#### HOW TO COMPLETE THIS TASK:
For the records below, tally the lines that include the word "funds" and give only the tally.

##########

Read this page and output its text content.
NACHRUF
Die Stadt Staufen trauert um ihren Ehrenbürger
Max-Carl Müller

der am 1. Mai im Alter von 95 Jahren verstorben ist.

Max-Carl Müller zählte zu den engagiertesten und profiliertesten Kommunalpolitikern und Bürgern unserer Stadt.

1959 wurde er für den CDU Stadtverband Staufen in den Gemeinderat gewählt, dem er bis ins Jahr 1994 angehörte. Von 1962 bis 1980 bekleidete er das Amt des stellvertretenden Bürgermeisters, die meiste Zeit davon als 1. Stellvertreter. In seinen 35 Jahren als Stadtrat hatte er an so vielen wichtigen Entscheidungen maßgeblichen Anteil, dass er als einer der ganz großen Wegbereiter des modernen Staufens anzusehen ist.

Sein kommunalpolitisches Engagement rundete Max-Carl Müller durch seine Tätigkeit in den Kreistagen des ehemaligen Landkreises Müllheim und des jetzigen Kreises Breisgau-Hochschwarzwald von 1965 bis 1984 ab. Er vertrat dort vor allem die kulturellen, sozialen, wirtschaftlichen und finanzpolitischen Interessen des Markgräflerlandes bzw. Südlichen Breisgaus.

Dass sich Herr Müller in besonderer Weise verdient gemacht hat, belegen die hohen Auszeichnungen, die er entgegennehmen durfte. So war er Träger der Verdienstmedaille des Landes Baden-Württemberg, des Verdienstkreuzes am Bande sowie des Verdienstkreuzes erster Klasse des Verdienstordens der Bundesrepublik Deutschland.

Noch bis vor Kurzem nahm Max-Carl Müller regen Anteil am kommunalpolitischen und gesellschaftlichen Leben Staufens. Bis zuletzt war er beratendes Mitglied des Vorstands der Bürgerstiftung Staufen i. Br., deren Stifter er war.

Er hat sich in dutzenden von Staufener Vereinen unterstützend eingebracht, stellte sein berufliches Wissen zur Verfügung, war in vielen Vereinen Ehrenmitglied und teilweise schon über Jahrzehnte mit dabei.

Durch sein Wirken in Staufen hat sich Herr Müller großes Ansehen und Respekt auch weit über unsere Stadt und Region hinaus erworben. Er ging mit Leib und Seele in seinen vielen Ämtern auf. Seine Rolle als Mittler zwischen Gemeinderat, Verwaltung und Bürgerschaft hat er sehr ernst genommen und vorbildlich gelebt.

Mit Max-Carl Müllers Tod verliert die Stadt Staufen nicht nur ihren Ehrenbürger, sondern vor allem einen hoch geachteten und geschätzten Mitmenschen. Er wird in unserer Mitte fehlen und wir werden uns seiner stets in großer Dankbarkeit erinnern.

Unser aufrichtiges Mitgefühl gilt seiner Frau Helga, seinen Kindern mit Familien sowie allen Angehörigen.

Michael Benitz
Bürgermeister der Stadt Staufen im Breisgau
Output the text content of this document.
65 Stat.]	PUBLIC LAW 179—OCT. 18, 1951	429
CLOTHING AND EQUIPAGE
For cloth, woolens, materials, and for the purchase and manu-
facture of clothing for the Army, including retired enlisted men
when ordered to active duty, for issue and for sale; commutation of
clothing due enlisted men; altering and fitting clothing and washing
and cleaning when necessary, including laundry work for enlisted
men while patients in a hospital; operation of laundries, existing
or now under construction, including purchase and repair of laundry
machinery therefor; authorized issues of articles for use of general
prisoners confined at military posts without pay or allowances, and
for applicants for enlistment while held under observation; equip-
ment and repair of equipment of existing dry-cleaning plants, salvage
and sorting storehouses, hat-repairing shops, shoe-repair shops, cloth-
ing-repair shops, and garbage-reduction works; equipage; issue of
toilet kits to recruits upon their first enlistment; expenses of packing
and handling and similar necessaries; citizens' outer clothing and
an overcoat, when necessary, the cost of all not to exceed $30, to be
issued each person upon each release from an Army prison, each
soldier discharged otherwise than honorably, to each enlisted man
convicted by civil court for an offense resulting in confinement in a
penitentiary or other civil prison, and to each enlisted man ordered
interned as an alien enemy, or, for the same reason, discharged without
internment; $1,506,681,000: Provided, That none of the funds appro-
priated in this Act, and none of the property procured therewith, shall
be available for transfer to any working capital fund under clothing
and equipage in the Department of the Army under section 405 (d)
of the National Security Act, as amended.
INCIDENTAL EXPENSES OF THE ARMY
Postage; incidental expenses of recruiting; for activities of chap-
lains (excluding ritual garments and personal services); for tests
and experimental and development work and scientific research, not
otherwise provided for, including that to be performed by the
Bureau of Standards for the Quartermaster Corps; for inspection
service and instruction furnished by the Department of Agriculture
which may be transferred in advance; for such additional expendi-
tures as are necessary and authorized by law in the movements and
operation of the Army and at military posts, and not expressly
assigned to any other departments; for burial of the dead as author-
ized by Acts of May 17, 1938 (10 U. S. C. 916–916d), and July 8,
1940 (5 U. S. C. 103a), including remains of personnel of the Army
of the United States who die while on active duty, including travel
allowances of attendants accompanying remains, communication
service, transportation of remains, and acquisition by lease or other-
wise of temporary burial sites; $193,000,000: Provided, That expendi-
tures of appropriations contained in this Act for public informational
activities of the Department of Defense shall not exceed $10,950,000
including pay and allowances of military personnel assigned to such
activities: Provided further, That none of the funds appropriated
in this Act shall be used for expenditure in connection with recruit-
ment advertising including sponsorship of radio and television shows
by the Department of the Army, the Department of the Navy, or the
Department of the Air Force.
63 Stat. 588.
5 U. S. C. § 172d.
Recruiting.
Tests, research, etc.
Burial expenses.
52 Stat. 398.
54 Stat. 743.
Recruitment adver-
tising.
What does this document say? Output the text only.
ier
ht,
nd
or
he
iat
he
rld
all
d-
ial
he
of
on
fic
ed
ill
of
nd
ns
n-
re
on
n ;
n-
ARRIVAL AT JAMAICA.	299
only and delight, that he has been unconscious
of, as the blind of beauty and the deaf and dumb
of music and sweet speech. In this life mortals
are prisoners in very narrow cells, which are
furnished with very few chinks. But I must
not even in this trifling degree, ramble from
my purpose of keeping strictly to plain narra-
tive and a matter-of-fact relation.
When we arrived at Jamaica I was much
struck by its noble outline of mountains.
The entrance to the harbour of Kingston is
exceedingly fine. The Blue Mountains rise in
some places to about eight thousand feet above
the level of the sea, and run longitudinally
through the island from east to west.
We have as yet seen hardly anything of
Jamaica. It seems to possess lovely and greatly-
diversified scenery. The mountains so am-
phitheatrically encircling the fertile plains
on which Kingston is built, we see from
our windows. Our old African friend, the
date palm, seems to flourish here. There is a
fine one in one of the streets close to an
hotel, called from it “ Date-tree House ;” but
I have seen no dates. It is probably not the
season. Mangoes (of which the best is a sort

##########

#### TASK OUTPUT:
2